#### Task objective
Wherever the word "page" appears in a line, copy that line.

____

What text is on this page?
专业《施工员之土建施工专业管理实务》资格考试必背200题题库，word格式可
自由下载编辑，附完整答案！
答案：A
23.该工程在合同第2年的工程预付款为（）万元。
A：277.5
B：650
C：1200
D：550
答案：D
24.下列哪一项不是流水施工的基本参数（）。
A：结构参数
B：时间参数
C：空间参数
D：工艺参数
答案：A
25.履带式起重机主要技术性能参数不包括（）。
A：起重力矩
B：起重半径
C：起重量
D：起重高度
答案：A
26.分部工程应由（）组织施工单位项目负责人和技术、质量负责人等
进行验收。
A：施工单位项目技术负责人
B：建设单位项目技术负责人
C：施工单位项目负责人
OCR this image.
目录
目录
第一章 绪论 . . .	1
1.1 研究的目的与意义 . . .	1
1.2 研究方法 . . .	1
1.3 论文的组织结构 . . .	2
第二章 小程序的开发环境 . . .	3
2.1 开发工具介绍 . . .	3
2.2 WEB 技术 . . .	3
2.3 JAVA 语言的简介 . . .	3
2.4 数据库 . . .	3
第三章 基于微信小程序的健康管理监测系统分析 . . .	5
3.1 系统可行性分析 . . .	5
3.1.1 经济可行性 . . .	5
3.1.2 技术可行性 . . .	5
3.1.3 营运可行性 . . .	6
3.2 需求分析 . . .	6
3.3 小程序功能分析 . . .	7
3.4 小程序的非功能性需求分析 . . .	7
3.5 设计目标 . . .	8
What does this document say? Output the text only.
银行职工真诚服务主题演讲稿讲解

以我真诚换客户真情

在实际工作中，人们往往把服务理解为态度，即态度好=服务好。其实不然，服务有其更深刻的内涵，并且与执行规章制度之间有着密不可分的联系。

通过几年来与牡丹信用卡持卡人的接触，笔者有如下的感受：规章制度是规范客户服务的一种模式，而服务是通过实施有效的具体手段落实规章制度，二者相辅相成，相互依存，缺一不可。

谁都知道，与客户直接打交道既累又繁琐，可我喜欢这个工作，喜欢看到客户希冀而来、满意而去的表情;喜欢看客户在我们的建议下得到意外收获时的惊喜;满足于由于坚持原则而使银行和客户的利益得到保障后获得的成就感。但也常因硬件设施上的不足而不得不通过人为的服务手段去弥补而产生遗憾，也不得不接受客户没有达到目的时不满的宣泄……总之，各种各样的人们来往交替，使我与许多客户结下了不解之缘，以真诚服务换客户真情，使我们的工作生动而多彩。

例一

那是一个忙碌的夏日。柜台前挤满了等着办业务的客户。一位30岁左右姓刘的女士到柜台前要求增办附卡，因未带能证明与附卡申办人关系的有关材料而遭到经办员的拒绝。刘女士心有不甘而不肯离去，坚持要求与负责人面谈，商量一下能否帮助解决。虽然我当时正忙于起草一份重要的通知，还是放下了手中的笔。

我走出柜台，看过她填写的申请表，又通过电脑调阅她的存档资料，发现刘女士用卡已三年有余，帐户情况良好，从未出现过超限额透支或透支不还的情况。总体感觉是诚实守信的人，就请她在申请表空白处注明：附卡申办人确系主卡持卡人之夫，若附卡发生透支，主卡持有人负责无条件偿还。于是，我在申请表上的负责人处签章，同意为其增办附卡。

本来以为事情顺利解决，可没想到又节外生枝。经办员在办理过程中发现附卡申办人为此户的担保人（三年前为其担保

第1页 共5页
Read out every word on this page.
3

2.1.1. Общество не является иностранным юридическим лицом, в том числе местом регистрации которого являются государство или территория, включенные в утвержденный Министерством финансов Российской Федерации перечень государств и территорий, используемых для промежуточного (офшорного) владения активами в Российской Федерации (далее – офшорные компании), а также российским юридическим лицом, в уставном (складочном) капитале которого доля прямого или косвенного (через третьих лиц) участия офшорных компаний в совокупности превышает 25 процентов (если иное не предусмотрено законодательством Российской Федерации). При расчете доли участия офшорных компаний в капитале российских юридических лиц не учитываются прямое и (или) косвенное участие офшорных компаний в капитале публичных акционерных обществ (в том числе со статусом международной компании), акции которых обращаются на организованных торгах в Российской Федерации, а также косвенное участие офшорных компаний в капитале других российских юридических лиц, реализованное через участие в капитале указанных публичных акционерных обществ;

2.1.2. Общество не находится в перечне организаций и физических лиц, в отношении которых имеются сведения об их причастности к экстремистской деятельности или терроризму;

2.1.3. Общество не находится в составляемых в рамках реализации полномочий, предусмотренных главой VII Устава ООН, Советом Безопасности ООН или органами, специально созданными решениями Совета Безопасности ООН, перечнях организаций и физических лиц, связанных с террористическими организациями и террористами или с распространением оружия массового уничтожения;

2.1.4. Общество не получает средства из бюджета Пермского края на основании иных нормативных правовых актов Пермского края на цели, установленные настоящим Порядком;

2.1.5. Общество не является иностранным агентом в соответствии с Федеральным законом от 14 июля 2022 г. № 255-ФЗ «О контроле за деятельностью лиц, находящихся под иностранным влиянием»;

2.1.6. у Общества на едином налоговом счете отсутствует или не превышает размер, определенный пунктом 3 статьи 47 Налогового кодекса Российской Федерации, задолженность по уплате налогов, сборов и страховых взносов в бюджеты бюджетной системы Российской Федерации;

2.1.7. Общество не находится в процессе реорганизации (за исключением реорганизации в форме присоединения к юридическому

____

#### Full answer
What text is on this page?
Read out every word on this page.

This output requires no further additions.